## start EXERCISE INPUT
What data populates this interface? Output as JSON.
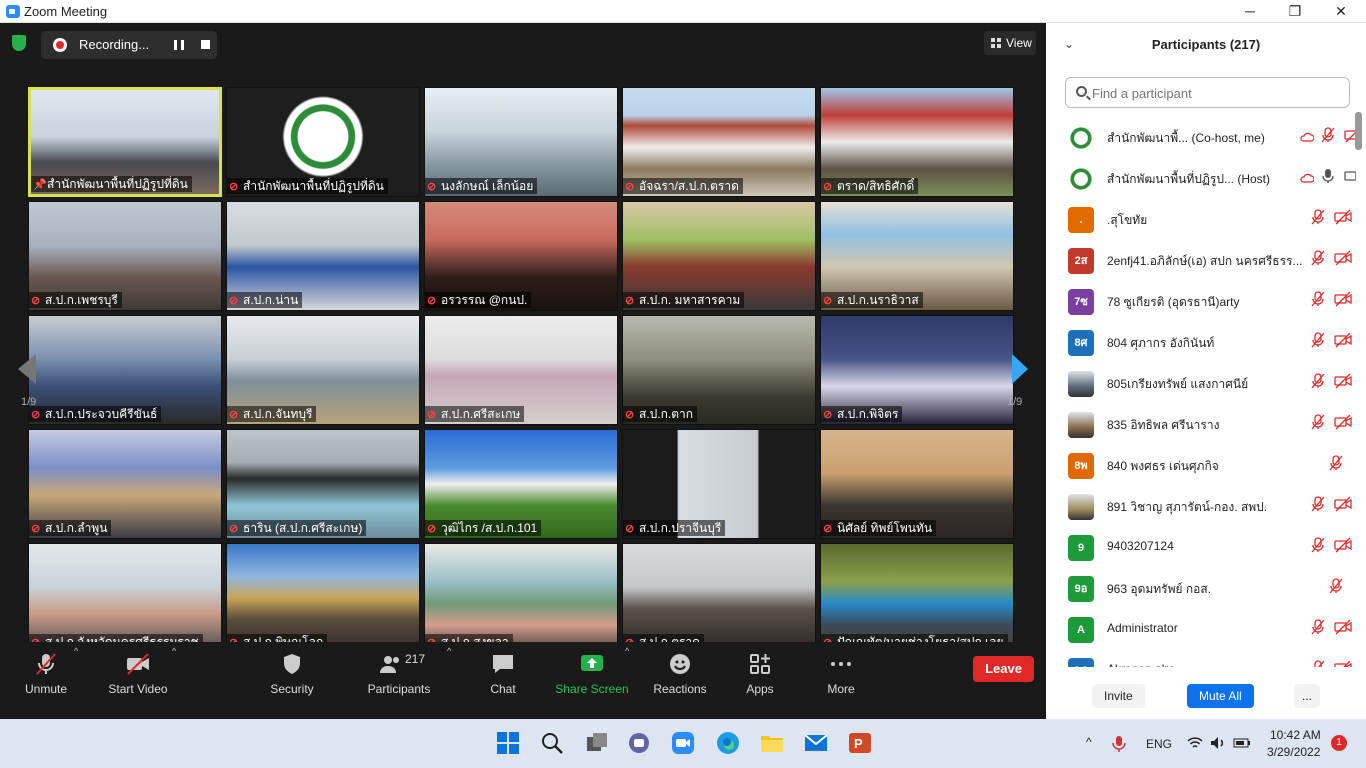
{
  "window": {
    "title": "Zoom Meeting",
    "min": "─",
    "max": "❐",
    "close": "✕"
  },
  "recording": {
    "label": "Recording..."
  },
  "view": {
    "label": "View"
  },
  "gallery": {
    "page": "1/9",
    "tiles": [
      {
        "name": "สำนักพัฒนาพื้นที่ปฏิรูปที่ดิน",
        "bg": "linear-gradient(180deg,#dfe6ee 0%,#c9d3de 45%,#4a4a52 70%,#7a6a5f 100%)",
        "active": true,
        "mic": "pin"
      },
      {
        "name": "สำนักพัฒนาพื้นที่ปฏิรูปที่ดิน",
        "bg": "radial-gradient(circle at 50% 45%,#fff 0 22%,#2e8b3a 23% 28%,#fff 29% 34%,#1e1e1e 36%)",
        "mic": "muted"
      },
      {
        "name": "นงลักษณ์ เล็กน้อย",
        "bg": "linear-gradient(180deg,#e8eef2 0%,#c6d4dc 40%,#8a9aa4 70%,#5a6a74 100%)",
        "mic": "muted"
      },
      {
        "name": "อัจฉรา/ส.ป.ก.ตราด",
        "bg": "linear-gradient(180deg,#c6dcf0 0%,#b9d2ea 25%,#b04b3a 35%,#eee 55%,#8a7a5e 75%,#cfc8b8 100%)",
        "mic": "muted"
      },
      {
        "name": "ตราด/สิทธิศักดิ์",
        "bg": "linear-gradient(180deg,#9fc8e8 0%,#bf3f3a 25%,#ececec 50%,#5d5344 75%,#7c8f5a 100%)",
        "mic": "muted"
      },
      {
        "name": "ส.ป.ก.เพชรบุรี",
        "bg": "linear-gradient(180deg,#c0c8d2 0%,#a8b2bf 40%,#6a5850 70%,#3e3a3a 100%)",
        "mic": "muted"
      },
      {
        "name": "ส.ป.ก.น่าน",
        "bg": "linear-gradient(180deg,#d8dde2 0%,#c3c8cd 40%,#2a56a6 60%,#d8d8d8 100%)",
        "mic": "muted"
      },
      {
        "name": "อรวรรณ @กนป.",
        "bg": "linear-gradient(180deg,#d48a7a 0%,#c96a5e 35%,#2c1d1a 70%,#1a1212 100%)",
        "mic": "muted"
      },
      {
        "name": "ส.ป.ก. มหาสารคาม",
        "bg": "linear-gradient(180deg,#d8c7a8 0%,#9fc060 35%,#8b3a2e 60%,#3a3a3a 100%)",
        "mic": "muted"
      },
      {
        "name": "ส.ป.ก.นราธิวาส",
        "bg": "linear-gradient(180deg,#e6e0d4 0%,#8fc0e0 30%,#d2c6b0 60%,#6a5a44 100%)",
        "mic": "muted"
      },
      {
        "name": "ส.ป.ก.ประจวบคีรีขันธ์",
        "bg": "linear-gradient(180deg,#c8ccd0 0%,#7a90b0 40%,#3b4f78 65%,#2a2a2a 100%)",
        "mic": "muted"
      },
      {
        "name": "ส.ป.ก.จันทบุรี",
        "bg": "linear-gradient(180deg,#e8eaec 0%,#c8ced4 40%,#7f8f9a 60%,#b8a27a 100%)",
        "mic": "muted"
      },
      {
        "name": "ส.ป.ก.ศรีสะเกษ",
        "bg": "linear-gradient(180deg,#ececec 0%,#dcdcdc 40%,#c6a6b8 55%,#d4cfcc 100%)",
        "mic": "muted"
      },
      {
        "name": "ส.ป.ก.ตาก",
        "bg": "linear-gradient(180deg,#b7b9ae 0%,#8e8f7e 40%,#3a3a30 75%,#2a2a24 100%)",
        "mic": "muted"
      },
      {
        "name": "ส.ป.ก.พิจิตร",
        "bg": "linear-gradient(180deg,#2e3a68 0%,#4a5488 40%,#d8d6e8 65%,#27243e 100%)",
        "mic": "muted"
      },
      {
        "name": "ส.ป.ก.ลำพูน",
        "bg": "linear-gradient(180deg,#c6cce0 0%,#7a8ec8 35%,#c9a879 60%,#3c3c46 100%)",
        "mic": "muted"
      },
      {
        "name": "ธาริน (ส.ป.ก.ศรีสะเกษ)",
        "bg": "linear-gradient(180deg,#bcc4ca 0%,#a5aeb4 30%,#2a2a2a 45%,#8fc7d8 70%,#6d8a98 100%)",
        "mic": "muted"
      },
      {
        "name": "วุฒิไกร /ส.ป.ก.101",
        "bg": "linear-gradient(180deg,#2c6dd4 0%,#5c9ae0 35%,#eee 50%,#4a8a2e 70%,#2f6a1c 100%)",
        "mic": "muted"
      },
      {
        "name": "ส.ป.ก.ปราจีนบุรี",
        "bg": "linear-gradient(90deg,#1b1b1b 0%,#1b1b1b 28%,#d8dde2 29%,#c8ccd0 70%,#1b1b1b 71%)",
        "mic": "muted"
      },
      {
        "name": "นิศัลย์ ทิพย์โพนทัน",
        "bg": "linear-gradient(180deg,#d6b58a 0%,#caa070 40%,#3b3632 70%,#2a2624 100%)",
        "mic": "muted"
      },
      {
        "name": "ส.ป.ก.จังหวัดนครศรีธรรมราช",
        "bg": "linear-gradient(180deg,#e4e8ea 0%,#c8d2d8 40%,#c89a86 65%,#4a4a52 100%)",
        "mic": "muted"
      },
      {
        "name": "ส.ป.ก.พิษณุโลก",
        "bg": "linear-gradient(180deg,#3a76c8 0%,#8fb8e0 30%,#c9a45a 50%,#5a4c3e 70%,#2f2a26 100%)",
        "mic": "muted"
      },
      {
        "name": "ส.ป.ก.สงขลา",
        "bg": "linear-gradient(180deg,#eae8e2 0%,#9ac0c8 35%,#6f9a78 55%,#d49c8c 75%,#443e3a 100%)",
        "mic": "muted"
      },
      {
        "name": "ส.ป.ก.ตราด",
        "bg": "linear-gradient(180deg,#d9dadc 0%,#c4c6c8 40%,#5a524c 60%,#2a2624 100%)",
        "mic": "muted"
      },
      {
        "name": "ปัณณทัต/นายช่างโยธา/สปก.เลย",
        "bg": "linear-gradient(180deg,#5a6a2e 0%,#8aa04c 35%,#2a8ac8 55%,#3a4a5a 75%,#4a3e2e 100%)",
        "mic": "muted"
      }
    ]
  },
  "toolbar": {
    "unmute": "Unmute",
    "start_video": "Start Video",
    "security": "Security",
    "participants": "Participants",
    "participants_count": "217",
    "chat": "Chat",
    "share_screen": "Share Screen",
    "reactions": "Reactions",
    "apps": "Apps",
    "more": "More",
    "leave": "Leave"
  },
  "panel": {
    "title": "Participants (217)",
    "search_placeholder": "Find a participant",
    "participants": [
      {
        "avatar": "",
        "name": "สำนักพัฒนาพื้...  (Co-host, me)",
        "color": "#2e8b3a",
        "logo": true,
        "status": "☁ 🎙 ▭",
        "mic": "muted",
        "video": "off"
      },
      {
        "avatar": "",
        "name": "สำนักพัฒนาพื้นที่ปฏิรูป...  (Host)",
        "color": "#2e8b3a",
        "logo": true,
        "mic": "on",
        "video": "on"
      },
      {
        "avatar": ".",
        "name": ".สุโขทัย",
        "color": "#e06a00",
        "mic": "muted",
        "video": "off"
      },
      {
        "avatar": "2ส",
        "name": "2enfj41.อภิลักษ์(เอ) สปก นครศรีธรร...",
        "color": "#c0392b",
        "mic": "muted",
        "video": "off"
      },
      {
        "avatar": "7ซ",
        "name": "78 ซูเกียรติ (อุดรธานี)arty",
        "color": "#7b3fa0",
        "mic": "muted",
        "video": "off"
      },
      {
        "avatar": "8ศ",
        "name": "804 ศุภากร อังกินันท์",
        "color": "#1e6fb8",
        "mic": "muted",
        "video": "off"
      },
      {
        "avatar": "",
        "name": "805เกรียงทรัพย์ แสงกาศนีย์",
        "color": "#5a6a7a",
        "photo": true,
        "mic": "muted",
        "video": "off"
      },
      {
        "avatar": "",
        "name": "835 อิทธิพล ศรีนาราง",
        "color": "#8a6a4a",
        "photo": true,
        "mic": "muted",
        "video": "off"
      },
      {
        "avatar": "8พ",
        "name": "840 พงศธร เด่นศุภกิจ",
        "color": "#e06a00",
        "mic": "muted",
        "video": "none"
      },
      {
        "avatar": "",
        "name": "891 วิชาญ  สุภารัตน์-กอง. สพป.",
        "color": "#9a8a5a",
        "photo": true,
        "mic": "muted",
        "video": "off"
      },
      {
        "avatar": "9",
        "name": "9403207124",
        "color": "#1f9a3a",
        "mic": "muted",
        "video": "off"
      },
      {
        "avatar": "9อ",
        "name": "963 อุดมทรัพย์ กอส.",
        "color": "#1f9a3a",
        "mic": "muted",
        "video": "none"
      },
      {
        "avatar": "A",
        "name": "Administrator",
        "color": "#1f9a3a",
        "mic": "muted",
        "video": "off"
      },
      {
        "avatar": "AA",
        "name": "Akrapon alro",
        "color": "#1e6fb8",
        "mic": "muted",
        "video": "off"
      }
    ],
    "invite": "Invite",
    "mute_all": "Mute All",
    "more": "..."
  },
  "taskbar": {
    "lang": "ENG",
    "time": "10:42 AM",
    "date": "3/29/2022",
    "notif": "1"
  }
}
## end EXERCISE INPUT
■ **WORK TO COMPLETE**:
From the entries above, copy every line that holds the word "title".

■ **OUTPUT OF THE EXERCISE**:
    "title": "Zoom Meeting",
    "title": "Participants (217)",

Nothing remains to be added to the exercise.